[SHORT PROBLEM]: Search the records below for the word "використання". Pull out each line that has it.

[DATA RECORDS]:
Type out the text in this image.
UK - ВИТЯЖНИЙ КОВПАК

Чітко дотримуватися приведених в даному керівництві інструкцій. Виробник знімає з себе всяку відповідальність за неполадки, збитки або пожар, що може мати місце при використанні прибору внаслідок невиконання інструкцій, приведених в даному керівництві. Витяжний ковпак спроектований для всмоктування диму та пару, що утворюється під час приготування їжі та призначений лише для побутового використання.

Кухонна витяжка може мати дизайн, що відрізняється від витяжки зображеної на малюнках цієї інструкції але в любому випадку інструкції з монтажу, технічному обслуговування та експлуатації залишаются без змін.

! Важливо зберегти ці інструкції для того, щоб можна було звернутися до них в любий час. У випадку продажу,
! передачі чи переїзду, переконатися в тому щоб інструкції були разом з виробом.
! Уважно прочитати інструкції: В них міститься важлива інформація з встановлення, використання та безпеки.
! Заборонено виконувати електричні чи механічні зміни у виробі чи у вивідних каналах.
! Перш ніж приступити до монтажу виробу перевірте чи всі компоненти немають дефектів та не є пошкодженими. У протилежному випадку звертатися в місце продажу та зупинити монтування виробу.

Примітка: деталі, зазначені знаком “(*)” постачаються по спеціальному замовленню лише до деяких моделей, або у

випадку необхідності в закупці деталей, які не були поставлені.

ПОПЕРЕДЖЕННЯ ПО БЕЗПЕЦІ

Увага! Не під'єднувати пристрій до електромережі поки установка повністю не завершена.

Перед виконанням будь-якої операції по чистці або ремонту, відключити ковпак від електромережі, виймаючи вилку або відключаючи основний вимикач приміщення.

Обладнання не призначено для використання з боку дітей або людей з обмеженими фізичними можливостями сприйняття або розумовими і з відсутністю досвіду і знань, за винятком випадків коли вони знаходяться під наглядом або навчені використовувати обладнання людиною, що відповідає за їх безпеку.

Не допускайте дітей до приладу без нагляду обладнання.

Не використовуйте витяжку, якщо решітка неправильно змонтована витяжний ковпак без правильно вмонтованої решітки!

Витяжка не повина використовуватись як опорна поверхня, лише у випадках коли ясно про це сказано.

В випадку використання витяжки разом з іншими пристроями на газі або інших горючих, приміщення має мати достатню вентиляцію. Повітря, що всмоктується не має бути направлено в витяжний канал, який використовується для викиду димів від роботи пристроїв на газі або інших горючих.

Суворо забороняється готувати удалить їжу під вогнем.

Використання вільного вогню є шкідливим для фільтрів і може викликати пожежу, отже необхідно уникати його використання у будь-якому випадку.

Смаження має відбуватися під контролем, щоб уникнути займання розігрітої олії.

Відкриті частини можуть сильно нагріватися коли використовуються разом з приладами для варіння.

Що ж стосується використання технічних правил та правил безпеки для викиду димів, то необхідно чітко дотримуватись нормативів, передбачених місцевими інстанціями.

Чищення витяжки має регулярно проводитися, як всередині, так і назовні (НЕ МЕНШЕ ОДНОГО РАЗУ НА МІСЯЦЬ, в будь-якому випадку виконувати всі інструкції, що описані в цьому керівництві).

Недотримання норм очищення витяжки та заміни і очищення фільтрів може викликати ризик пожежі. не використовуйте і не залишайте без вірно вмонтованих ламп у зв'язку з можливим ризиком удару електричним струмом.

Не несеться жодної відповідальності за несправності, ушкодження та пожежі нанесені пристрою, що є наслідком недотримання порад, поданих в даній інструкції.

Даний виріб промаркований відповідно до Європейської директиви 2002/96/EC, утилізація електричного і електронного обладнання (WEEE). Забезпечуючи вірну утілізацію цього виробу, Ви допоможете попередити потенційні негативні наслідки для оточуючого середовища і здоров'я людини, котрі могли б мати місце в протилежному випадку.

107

[OUTPUT BELOW]:
Чітко дотримуватися приведених в даному керівництві інструкцій. Виробник знімає з себе всяку відповідальність за неполадки, збитки або пожар, що може мати місце при використанні прибору внаслідок невиконання інструкцій, приведених в даному керівництві. Витяжний ковпак спроектований для всмоктування диму та пару, що утворюється під час приготування їжі та призначений лише для побутового використання.
! Уважно прочитати інструкції: В них міститься важлива інформація з встановлення, використання та безпеки.
Обладнання не призначено для використання з боку дітей або людей з обмеженими фізичними можливостями сприйняття або розумовими і з відсутністю досвіду і знань, за винятком випадків коли вони знаходяться під наглядом або навчені використовувати обладнання людиною, що відповідає за їх безпеку.
В випадку використання витяжки разом з іншими пристроями на газі або інших горючих, приміщення має мати достатню вентиляцію. Повітря, що всмоктується не має бути направлено в витяжний канал, який використовується для викиду димів від роботи пристроїв на газі або інших горючих.
Використання вільного вогню є шкідливим для фільтрів і може викликати пожежу, отже необхідно уникати його використання у будь-якому випадку.
Що ж стосується використання технічних правил та правил безпеки для викиду димів, то необхідно чітко дотримуватись нормативів, передбачених місцевими інстанціями.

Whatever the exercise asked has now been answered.